Entries taken from a collection
· · · · · · ·

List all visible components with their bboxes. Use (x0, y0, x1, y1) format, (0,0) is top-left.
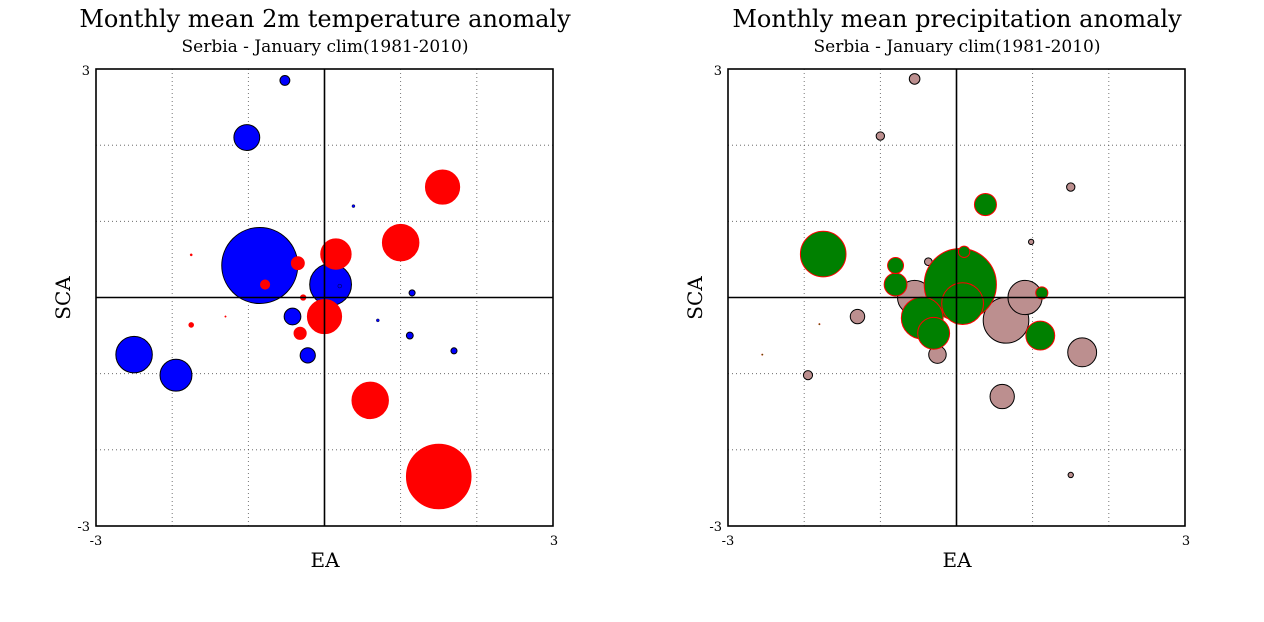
wet-anomaly-bubble (818, 323, 821, 326)
wet-anomaly-bubble (1025, 320, 1056, 351)
negative-anomaly-bubble (309, 263, 352, 306)
positive-anomaly-bubble (405, 443, 472, 510)
negative-anomaly-bubble (408, 289, 416, 297)
y-tick-bottom: -3 (709, 520, 722, 535)
wet-anomaly-bubble (957, 245, 971, 259)
chart-title: Monthly mean 2m temperature anomaly (79, 5, 571, 33)
x-tick-left: -3 (722, 534, 735, 549)
negative-anomaly-bubble (337, 283, 342, 289)
positive-anomaly-bubble (320, 238, 352, 270)
x-tick-right: 3 (1182, 534, 1190, 549)
bubble-layer (115, 74, 472, 510)
temperature-anomaly-chart: Monthly mean 2m temperature anomaly Serb… (51, 5, 571, 572)
wet-anomaly-bubble (761, 353, 764, 356)
positive-anomaly-bubble (351, 381, 389, 420)
negative-anomaly-bubble (376, 318, 380, 323)
wet-anomaly-bubble (941, 282, 984, 325)
precipitation-anomaly-chart: Monthly mean precipitation anomaly Serbi… (683, 5, 1190, 572)
negative-anomaly-bubble (159, 358, 193, 392)
chart-subtitle: Serbia - January clim(1981-2010) (813, 37, 1100, 57)
dry-anomaly-bubble (875, 131, 886, 141)
positive-anomaly-bubble (424, 169, 461, 205)
wet-anomaly-bubble (883, 272, 908, 297)
wet-anomaly-bubble (887, 257, 905, 274)
dry-anomaly-bubble (1067, 337, 1098, 368)
chart-title: Monthly mean precipitation anomaly (732, 5, 1182, 33)
negative-anomaly-bubble (233, 124, 261, 151)
wet-anomaly-bubble (973, 193, 997, 217)
plot-frame (95, 68, 554, 527)
negative-anomaly-bubble (115, 335, 153, 374)
dry-anomaly-bubble (908, 73, 921, 85)
wet-anomaly-bubble (799, 230, 847, 278)
dry-anomaly-bubble (1027, 238, 1035, 246)
x-tick-right: 3 (550, 534, 558, 549)
y-tick-top: 3 (82, 64, 90, 79)
x-axis-label: EA (310, 548, 340, 572)
wet-anomaly-bubble (917, 316, 951, 350)
plot-frame (727, 68, 1186, 527)
dry-anomaly-bubble (989, 383, 1015, 410)
positive-anomaly-bubble (224, 315, 227, 318)
y-tick-bottom: -3 (77, 520, 90, 535)
positive-anomaly-bubble (189, 253, 193, 257)
negative-anomaly-bubble (299, 347, 316, 364)
dry-anomaly-bubble (1066, 182, 1076, 192)
chart-subtitle: Serbia - January clim(1981-2010) (181, 37, 468, 57)
axes-frame (95, 68, 554, 527)
positive-anomaly-bubble (293, 326, 307, 340)
wet-anomaly-bubble (1035, 286, 1049, 300)
positive-anomaly-bubble (188, 322, 194, 328)
negative-anomaly-bubble (351, 204, 356, 208)
positive-anomaly-bubble (290, 256, 305, 271)
positive-anomaly-bubble (260, 279, 271, 290)
y-tick-top: 3 (714, 64, 722, 79)
x-axis-label: EA (942, 548, 972, 572)
negative-anomaly-bubble (405, 331, 414, 340)
y-axis-label: SCA (683, 276, 707, 320)
negative-anomaly-bubble (279, 74, 291, 86)
positive-anomaly-bubble (381, 223, 420, 262)
axes-frame (727, 68, 1186, 527)
dry-anomaly-bubble (1067, 471, 1074, 479)
dry-anomaly-bubble (849, 308, 866, 325)
negative-anomaly-bubble (221, 227, 299, 305)
negative-anomaly-bubble (283, 307, 302, 326)
dry-anomaly-bubble (802, 370, 814, 381)
negative-anomaly-bubble (450, 347, 458, 355)
x-tick-left: -3 (90, 534, 103, 549)
bubble-layer (761, 73, 1098, 479)
y-axis-label: SCA (51, 276, 75, 320)
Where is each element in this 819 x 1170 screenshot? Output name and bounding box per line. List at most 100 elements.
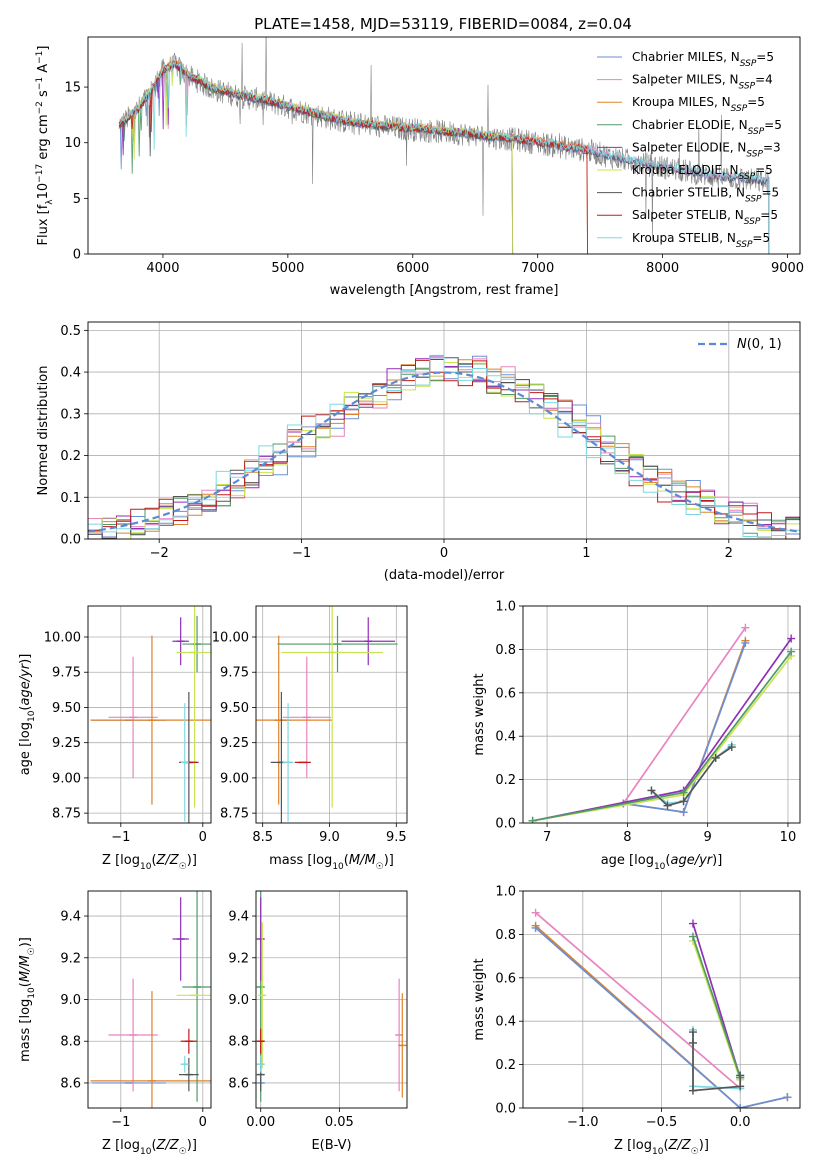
x-axis-label: Z [log10(Z/Z☉)] bbox=[102, 1138, 197, 1157]
y-tick-label: 0.0 bbox=[495, 1102, 516, 1117]
legend-label-chabrier_miles: Chabrier MILES, NSSP=5 bbox=[632, 50, 774, 69]
point-marker bbox=[783, 1093, 792, 1102]
y-tick-label: 0.2 bbox=[495, 773, 516, 788]
point-marker bbox=[688, 1028, 697, 1037]
errorbar-kroupa_miles bbox=[398, 993, 407, 1098]
series-line bbox=[535, 912, 741, 1090]
axes-age_vs_mass: 8.5 9.0 9.5 8.75 9.00 9.25 9.50 9.75 10.00 mass [… bbox=[212, 605, 408, 872]
point-marker bbox=[736, 1104, 745, 1108]
series-salpeter_elodie bbox=[688, 919, 745, 1082]
y-tick-label: 0.0 bbox=[495, 817, 516, 832]
x-tick-label: 0.05 bbox=[325, 1115, 354, 1130]
axes-frame bbox=[522, 890, 801, 1109]
series-chabrier_miles bbox=[531, 923, 792, 1108]
y-tick-label: 1.0 bbox=[495, 885, 516, 900]
y-tick-label: 9.2 bbox=[60, 951, 81, 966]
errorbars bbox=[90, 606, 211, 823]
y-tick-label: 0.6 bbox=[495, 686, 516, 701]
legend-label-kroupa_miles: Kroupa MILES, NSSP=5 bbox=[632, 95, 765, 114]
axes-frame bbox=[87, 321, 801, 540]
errorbar-salpeter_elodie bbox=[172, 617, 189, 666]
legend: Chabrier MILES, NSSP=5 Salpeter MILES, NS… bbox=[597, 50, 782, 250]
y-tick-label: 9.25 bbox=[52, 736, 81, 751]
model-spectrum-kroupa_miles bbox=[118, 60, 588, 254]
model-spectrum-salpeter_elodie bbox=[118, 60, 514, 254]
weight-lines bbox=[531, 908, 792, 1108]
point-marker bbox=[727, 743, 736, 752]
errorbar-salpeter_elodie bbox=[341, 617, 395, 666]
y-tick-label: 8.8 bbox=[228, 1035, 249, 1050]
x-tick-label: −1 bbox=[111, 830, 130, 845]
x-axis-label: age [log10(age/yr)] bbox=[601, 853, 723, 872]
axes-age_vs_z: −1 0 8.75 9.00 9.25 9.50 9.75 10.00 Z [log10(Z/Z… bbox=[18, 605, 212, 872]
y-tick-label: 10.00 bbox=[44, 631, 81, 646]
x-tick-label: −0.5 bbox=[646, 1115, 678, 1130]
x-tick-label: 0 bbox=[199, 830, 207, 845]
point-marker bbox=[688, 1038, 697, 1047]
x-tick-label: −1.0 bbox=[567, 1115, 599, 1130]
errorbar-chabrier_elodie bbox=[182, 891, 211, 1102]
errorbar-kroupa_stelib bbox=[180, 1055, 189, 1073]
point-marker bbox=[688, 1086, 697, 1095]
x-tick-label: 0 bbox=[440, 546, 448, 561]
legend-label-salpeter_stelib: Salpeter STELIB, NSSP=5 bbox=[632, 208, 778, 227]
series-line bbox=[623, 642, 747, 814]
x-tick-label: 7000 bbox=[521, 261, 554, 276]
series-chabrier_stelib bbox=[688, 1028, 745, 1095]
series-line bbox=[532, 638, 792, 822]
errorbar-chabrier_elodie bbox=[277, 615, 398, 673]
x-axis-label: mass [log10(M/M☉)] bbox=[269, 853, 394, 872]
y-tick-label: 10 bbox=[64, 136, 81, 151]
y-tick-label: 0.8 bbox=[495, 643, 516, 658]
y-tick-label: 9.00 bbox=[52, 771, 81, 786]
series-line bbox=[623, 640, 747, 814]
y-tick-label: 9.2 bbox=[228, 951, 249, 966]
errorbar-salpeter_stelib bbox=[180, 1028, 198, 1054]
axes-mass_vs_z: −1 0 8.6 8.8 9.0 9.2 9.4 Z [log10(Z/Z☉)] mass [l… bbox=[18, 890, 212, 1157]
point-marker bbox=[787, 647, 796, 656]
y-tick-label: 9.75 bbox=[220, 666, 249, 681]
x-tick-label: 5000 bbox=[271, 261, 304, 276]
x-tick-label: 0 bbox=[199, 1115, 207, 1130]
point-marker bbox=[679, 788, 688, 797]
normal-curve bbox=[88, 371, 800, 533]
axes-frame bbox=[87, 890, 212, 1109]
axes-frame bbox=[87, 605, 212, 824]
x-tick-label: 6000 bbox=[396, 261, 429, 276]
y-axis-label: mass weight bbox=[472, 958, 487, 1040]
x-tick-label: 1 bbox=[582, 546, 590, 561]
legend: N(0, 1) bbox=[698, 337, 782, 352]
y-tick-label: 15 bbox=[64, 81, 81, 96]
y-tick-label: 9.0 bbox=[60, 993, 81, 1008]
y-tick-label: 9.50 bbox=[52, 701, 81, 716]
axes-frame bbox=[87, 36, 801, 255]
x-tick-label: 8000 bbox=[646, 261, 679, 276]
errorbar-kroupa_miles bbox=[90, 635, 211, 805]
x-tick-label: 4000 bbox=[146, 261, 179, 276]
axes-mass_weight_vs_age: 7 8 9 10 0.0 0.2 0.4 0.6 0.8 1.0 age [log10(age/yr… bbox=[472, 600, 801, 872]
point-marker bbox=[679, 808, 688, 817]
series-chabrier_elodie bbox=[528, 647, 796, 823]
point-marker bbox=[741, 638, 750, 647]
errorbar-salpeter_miles bbox=[108, 978, 158, 1092]
y-tick-label: 0.6 bbox=[495, 971, 516, 986]
errorbar-kroupa_stelib bbox=[256, 1055, 265, 1073]
legend-label-salpeter_elodie: Salpeter ELODIE, NSSP=3 bbox=[632, 140, 781, 159]
x-tick-label: 9.0 bbox=[319, 830, 340, 845]
errorbar-chabrier_stelib bbox=[179, 1057, 199, 1092]
y-tick-label: 5 bbox=[73, 192, 81, 207]
errorbar-salpeter_stelib bbox=[256, 1028, 265, 1054]
y-tick-label: 8.75 bbox=[220, 807, 249, 822]
series-line bbox=[692, 936, 742, 1078]
model-spectrum-chabrier_elodie bbox=[118, 60, 514, 254]
x-tick-label: 9 bbox=[704, 830, 712, 845]
errorbars bbox=[90, 891, 211, 1108]
y-tick-label: 8.6 bbox=[60, 1076, 81, 1091]
errorbar-kroupa_elodie bbox=[176, 606, 211, 808]
legend-label-salpeter_miles: Salpeter MILES, NSSP=4 bbox=[632, 73, 773, 92]
x-tick-label: 9.5 bbox=[386, 830, 407, 845]
x-tick-label: −2 bbox=[150, 546, 169, 561]
errorbar-salpeter_elodie bbox=[172, 897, 189, 981]
y-tick-label: 8.6 bbox=[228, 1076, 249, 1091]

· · · · · · ·

• _OBJECTIVE_: Copy the lines of the data above verbatim, starting at the line containing "wet-anomaly-bubble (818, 323, 821, 326)" and ending at the line containing "dry-anomaly-bubble (875, 131, 886, 141)", with both of those lines included.

• _TASK OUTPUT_:
wet-anomaly-bubble (818, 323, 821, 326)
wet-anomaly-bubble (1025, 320, 1056, 351)
negative-anomaly-bubble (309, 263, 352, 306)
positive-anomaly-bubble (405, 443, 472, 510)
negative-anomaly-bubble (408, 289, 416, 297)
y-tick-bottom: -3 (709, 520, 722, 535)
wet-anomaly-bubble (957, 245, 971, 259)
chart-title: Monthly mean 2m temperature anomaly (79, 5, 571, 33)
x-tick-left: -3 (722, 534, 735, 549)
negative-anomaly-bubble (337, 283, 342, 289)
positive-anomaly-bubble (320, 238, 352, 270)
x-tick-right: 3 (1182, 534, 1190, 549)
bubble-layer (115, 74, 472, 510)
temperature-anomaly-chart: Monthly mean 2m temperature anomaly Serb… (51, 5, 571, 572)
wet-anomaly-bubble (761, 353, 764, 356)
positive-anomaly-bubble (351, 381, 389, 420)
negative-anomaly-bubble (376, 318, 380, 323)
wet-anomaly-bubble (941, 282, 984, 325)
precipitation-anomaly-chart: Monthly mean precipitation anomaly Serbi… (683, 5, 1190, 572)
negative-anomaly-bubble (159, 358, 193, 392)
chart-subtitle: Serbia - January clim(1981-2010) (813, 37, 1100, 57)
dry-anomaly-bubble (875, 131, 886, 141)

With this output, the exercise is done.